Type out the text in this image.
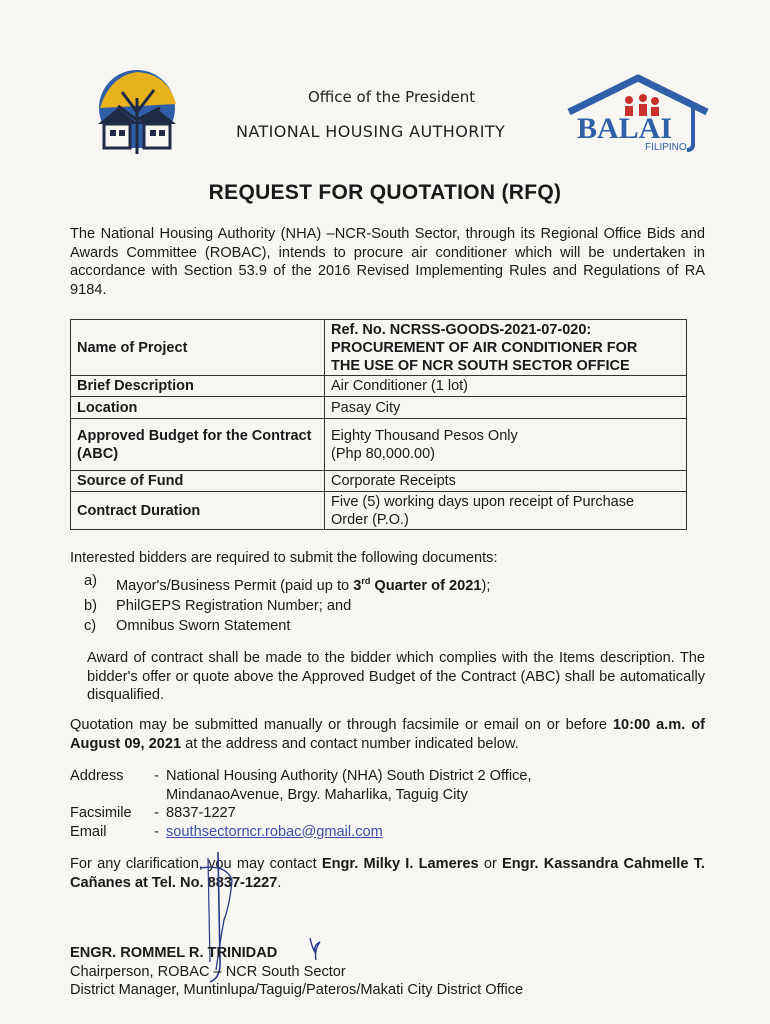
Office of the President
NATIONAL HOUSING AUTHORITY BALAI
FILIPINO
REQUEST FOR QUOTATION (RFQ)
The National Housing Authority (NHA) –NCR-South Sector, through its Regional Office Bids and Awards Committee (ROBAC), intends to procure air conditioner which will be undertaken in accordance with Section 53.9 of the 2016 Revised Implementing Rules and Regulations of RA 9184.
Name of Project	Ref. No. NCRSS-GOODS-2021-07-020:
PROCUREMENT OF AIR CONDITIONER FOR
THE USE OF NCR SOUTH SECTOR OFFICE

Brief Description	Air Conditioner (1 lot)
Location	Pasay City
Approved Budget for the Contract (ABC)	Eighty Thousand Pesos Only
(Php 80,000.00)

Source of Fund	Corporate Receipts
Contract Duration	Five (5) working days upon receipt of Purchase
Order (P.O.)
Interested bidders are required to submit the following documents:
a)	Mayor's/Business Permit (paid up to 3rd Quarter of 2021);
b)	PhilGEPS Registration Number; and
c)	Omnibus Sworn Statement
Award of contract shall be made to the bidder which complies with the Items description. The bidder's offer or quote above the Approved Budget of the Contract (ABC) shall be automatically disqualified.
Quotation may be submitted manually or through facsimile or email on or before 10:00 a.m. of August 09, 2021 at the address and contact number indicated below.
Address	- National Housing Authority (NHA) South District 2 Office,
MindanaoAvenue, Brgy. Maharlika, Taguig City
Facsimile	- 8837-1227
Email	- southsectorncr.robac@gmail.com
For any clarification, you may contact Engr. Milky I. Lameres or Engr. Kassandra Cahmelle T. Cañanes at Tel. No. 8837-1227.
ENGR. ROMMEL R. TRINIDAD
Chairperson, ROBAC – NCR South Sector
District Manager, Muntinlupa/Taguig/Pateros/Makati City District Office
####
Work to do:
Select and copy every line of the listing with the word "through".

Problem solution:
The National Housing Authority (NHA) –NCR-South Sector, through its Regional Office Bids and Awards Committee (ROBAC), intends to procure air conditioner which will be undertaken in accordance with Section 53.9 of the 2016 Revised Implementing Rules and Regulations of RA 9184.
Quotation may be submitted manually or through facsimile or email on or before 10:00 a.m. of August 09, 2021 at the address and contact number indicated below.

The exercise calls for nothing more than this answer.